(Exercise prompt):
Write out every one of the items below word for word, changing nothing.

(Entries shown):

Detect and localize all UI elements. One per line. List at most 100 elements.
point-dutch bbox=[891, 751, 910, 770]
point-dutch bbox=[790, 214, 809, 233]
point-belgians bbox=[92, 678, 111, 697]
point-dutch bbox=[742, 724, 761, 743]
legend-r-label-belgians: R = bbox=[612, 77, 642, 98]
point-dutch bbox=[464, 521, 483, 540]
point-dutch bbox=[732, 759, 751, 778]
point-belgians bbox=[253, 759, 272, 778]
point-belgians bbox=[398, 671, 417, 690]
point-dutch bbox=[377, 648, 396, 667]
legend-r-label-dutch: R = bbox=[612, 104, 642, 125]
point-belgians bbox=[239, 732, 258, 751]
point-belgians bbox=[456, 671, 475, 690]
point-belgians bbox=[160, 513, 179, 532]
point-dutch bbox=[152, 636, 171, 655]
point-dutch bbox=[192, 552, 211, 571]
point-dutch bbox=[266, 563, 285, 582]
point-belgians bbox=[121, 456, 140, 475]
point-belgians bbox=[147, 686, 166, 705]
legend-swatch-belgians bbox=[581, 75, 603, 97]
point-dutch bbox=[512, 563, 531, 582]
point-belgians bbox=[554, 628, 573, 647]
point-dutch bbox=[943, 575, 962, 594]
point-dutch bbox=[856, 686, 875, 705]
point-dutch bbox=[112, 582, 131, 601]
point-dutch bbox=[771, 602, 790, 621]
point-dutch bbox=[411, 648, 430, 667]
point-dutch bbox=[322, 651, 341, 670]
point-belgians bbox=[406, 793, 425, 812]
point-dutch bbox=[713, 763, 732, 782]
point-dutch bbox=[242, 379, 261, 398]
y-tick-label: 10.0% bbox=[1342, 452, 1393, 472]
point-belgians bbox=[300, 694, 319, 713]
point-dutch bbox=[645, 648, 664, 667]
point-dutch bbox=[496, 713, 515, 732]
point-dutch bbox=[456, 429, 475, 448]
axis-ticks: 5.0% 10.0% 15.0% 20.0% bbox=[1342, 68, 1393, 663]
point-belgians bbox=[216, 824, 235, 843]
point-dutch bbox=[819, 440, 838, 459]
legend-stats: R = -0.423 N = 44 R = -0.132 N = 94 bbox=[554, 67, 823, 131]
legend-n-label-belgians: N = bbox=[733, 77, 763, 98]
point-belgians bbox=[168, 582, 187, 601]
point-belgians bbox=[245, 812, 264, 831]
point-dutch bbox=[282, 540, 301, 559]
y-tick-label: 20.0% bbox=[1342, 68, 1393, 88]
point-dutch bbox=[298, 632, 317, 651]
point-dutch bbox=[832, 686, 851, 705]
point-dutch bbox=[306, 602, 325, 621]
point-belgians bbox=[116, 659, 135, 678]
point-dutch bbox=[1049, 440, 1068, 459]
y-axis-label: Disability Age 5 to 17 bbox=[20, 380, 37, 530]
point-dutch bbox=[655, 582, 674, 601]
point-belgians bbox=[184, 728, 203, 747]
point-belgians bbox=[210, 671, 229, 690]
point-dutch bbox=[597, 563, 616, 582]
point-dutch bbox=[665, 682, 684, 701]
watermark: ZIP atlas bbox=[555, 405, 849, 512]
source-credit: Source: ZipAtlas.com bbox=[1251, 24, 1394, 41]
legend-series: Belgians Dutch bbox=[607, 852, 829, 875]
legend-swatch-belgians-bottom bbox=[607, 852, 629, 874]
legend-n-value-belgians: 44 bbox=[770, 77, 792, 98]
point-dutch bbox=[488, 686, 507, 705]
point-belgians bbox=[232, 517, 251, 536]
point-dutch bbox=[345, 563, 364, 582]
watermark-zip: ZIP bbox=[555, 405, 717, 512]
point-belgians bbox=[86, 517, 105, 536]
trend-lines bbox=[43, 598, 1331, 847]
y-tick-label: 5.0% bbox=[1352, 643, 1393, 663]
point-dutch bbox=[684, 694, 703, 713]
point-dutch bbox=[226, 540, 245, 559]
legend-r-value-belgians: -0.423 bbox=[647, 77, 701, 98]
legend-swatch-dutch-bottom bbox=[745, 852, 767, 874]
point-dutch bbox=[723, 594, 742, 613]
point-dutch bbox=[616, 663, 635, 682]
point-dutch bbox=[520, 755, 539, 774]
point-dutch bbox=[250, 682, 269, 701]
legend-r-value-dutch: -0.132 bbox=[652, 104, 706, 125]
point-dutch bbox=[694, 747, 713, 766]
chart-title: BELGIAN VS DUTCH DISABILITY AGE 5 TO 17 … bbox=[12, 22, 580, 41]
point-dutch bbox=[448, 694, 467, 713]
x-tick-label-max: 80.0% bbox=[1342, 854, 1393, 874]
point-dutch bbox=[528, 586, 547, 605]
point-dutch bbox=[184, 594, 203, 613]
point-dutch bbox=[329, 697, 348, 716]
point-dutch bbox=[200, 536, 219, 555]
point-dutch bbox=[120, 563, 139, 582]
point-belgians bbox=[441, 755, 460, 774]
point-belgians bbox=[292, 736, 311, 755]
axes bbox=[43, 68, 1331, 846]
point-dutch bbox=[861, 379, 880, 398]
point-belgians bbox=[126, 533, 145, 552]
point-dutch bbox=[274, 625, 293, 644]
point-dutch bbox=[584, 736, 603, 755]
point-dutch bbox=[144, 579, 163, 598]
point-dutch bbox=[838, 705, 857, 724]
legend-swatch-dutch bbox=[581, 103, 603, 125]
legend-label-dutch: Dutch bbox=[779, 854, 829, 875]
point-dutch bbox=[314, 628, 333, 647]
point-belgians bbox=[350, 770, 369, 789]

(Result):
Detect and localize all UI elements. One per line. List at most 100 elements.
point-dutch bbox=[891, 751, 910, 770]
point-dutch bbox=[790, 214, 809, 233]
point-belgians bbox=[92, 678, 111, 697]
point-dutch bbox=[742, 724, 761, 743]
legend-r-label-belgians: R = bbox=[612, 77, 642, 98]
point-dutch bbox=[464, 521, 483, 540]
point-dutch bbox=[732, 759, 751, 778]
point-belgians bbox=[253, 759, 272, 778]
point-belgians bbox=[398, 671, 417, 690]
point-dutch bbox=[377, 648, 396, 667]
legend-r-label-dutch: R = bbox=[612, 104, 642, 125]
point-belgians bbox=[239, 732, 258, 751]
point-belgians bbox=[456, 671, 475, 690]
point-belgians bbox=[160, 513, 179, 532]
point-dutch bbox=[152, 636, 171, 655]
point-dutch bbox=[192, 552, 211, 571]
point-dutch bbox=[266, 563, 285, 582]
point-belgians bbox=[121, 456, 140, 475]
point-belgians bbox=[147, 686, 166, 705]
legend-swatch-belgians bbox=[581, 75, 603, 97]
point-dutch bbox=[512, 563, 531, 582]
point-belgians bbox=[554, 628, 573, 647]
point-dutch bbox=[943, 575, 962, 594]
point-dutch bbox=[856, 686, 875, 705]
point-dutch bbox=[112, 582, 131, 601]
point-dutch bbox=[771, 602, 790, 621]
point-dutch bbox=[411, 648, 430, 667]
point-dutch bbox=[322, 651, 341, 670]
point-belgians bbox=[406, 793, 425, 812]
point-dutch bbox=[713, 763, 732, 782]
point-dutch bbox=[242, 379, 261, 398]
y-tick-label: 10.0% bbox=[1342, 452, 1393, 472]
point-belgians bbox=[300, 694, 319, 713]
point-dutch bbox=[645, 648, 664, 667]
point-dutch bbox=[496, 713, 515, 732]
point-dutch bbox=[456, 429, 475, 448]
axis-ticks: 5.0% 10.0% 15.0% 20.0% bbox=[1342, 68, 1393, 663]
point-belgians bbox=[216, 824, 235, 843]
point-dutch bbox=[819, 440, 838, 459]
legend-stats: R = -0.423 N = 44 R = -0.132 N = 94 bbox=[554, 67, 823, 131]
legend-n-label-belgians: N = bbox=[733, 77, 763, 98]
point-belgians bbox=[168, 582, 187, 601]
point-belgians bbox=[245, 812, 264, 831]
point-dutch bbox=[282, 540, 301, 559]
y-tick-label: 20.0% bbox=[1342, 68, 1393, 88]
point-dutch bbox=[298, 632, 317, 651]
point-dutch bbox=[832, 686, 851, 705]
point-dutch bbox=[306, 602, 325, 621]
point-belgians bbox=[116, 659, 135, 678]
point-dutch bbox=[1049, 440, 1068, 459]
y-axis-label: Disability Age 5 to 17 bbox=[20, 380, 37, 530]
point-dutch bbox=[655, 582, 674, 601]
point-belgians bbox=[184, 728, 203, 747]
point-belgians bbox=[210, 671, 229, 690]
point-dutch bbox=[597, 563, 616, 582]
point-dutch bbox=[665, 682, 684, 701]
watermark: ZIP atlas bbox=[555, 405, 849, 512]
source-credit: Source: ZipAtlas.com bbox=[1251, 24, 1394, 41]
legend-series: Belgians Dutch bbox=[607, 852, 829, 875]
legend-swatch-belgians-bottom bbox=[607, 852, 629, 874]
legend-n-value-belgians: 44 bbox=[770, 77, 792, 98]
point-dutch bbox=[488, 686, 507, 705]
point-belgians bbox=[232, 517, 251, 536]
point-dutch bbox=[345, 563, 364, 582]
watermark-zip: ZIP bbox=[555, 405, 717, 512]
point-belgians bbox=[86, 517, 105, 536]
trend-lines bbox=[43, 598, 1331, 847]
y-tick-label: 5.0% bbox=[1352, 643, 1393, 663]
point-dutch bbox=[684, 694, 703, 713]
point-dutch bbox=[226, 540, 245, 559]
legend-r-value-belgians: -0.423 bbox=[647, 77, 701, 98]
legend-swatch-dutch-bottom bbox=[745, 852, 767, 874]
point-dutch bbox=[723, 594, 742, 613]
point-dutch bbox=[616, 663, 635, 682]
point-dutch bbox=[520, 755, 539, 774]
point-dutch bbox=[250, 682, 269, 701]
legend-r-value-dutch: -0.132 bbox=[652, 104, 706, 125]
point-dutch bbox=[694, 747, 713, 766]
chart-title: BELGIAN VS DUTCH DISABILITY AGE 5 TO 17 … bbox=[12, 22, 580, 41]
point-dutch bbox=[448, 694, 467, 713]
x-tick-label-max: 80.0% bbox=[1342, 854, 1393, 874]
point-dutch bbox=[528, 586, 547, 605]
point-dutch bbox=[184, 594, 203, 613]
point-dutch bbox=[329, 697, 348, 716]
point-dutch bbox=[200, 536, 219, 555]
point-dutch bbox=[120, 563, 139, 582]
point-belgians bbox=[441, 755, 460, 774]
point-belgians bbox=[292, 736, 311, 755]
axes bbox=[43, 68, 1331, 846]
point-dutch bbox=[861, 379, 880, 398]
point-belgians bbox=[126, 533, 145, 552]
point-dutch bbox=[274, 625, 293, 644]
point-dutch bbox=[584, 736, 603, 755]
point-dutch bbox=[144, 579, 163, 598]
point-dutch bbox=[838, 705, 857, 724]
legend-swatch-dutch bbox=[581, 103, 603, 125]
legend-label-dutch: Dutch bbox=[779, 854, 829, 875]
point-dutch bbox=[314, 628, 333, 647]
point-belgians bbox=[350, 770, 369, 789]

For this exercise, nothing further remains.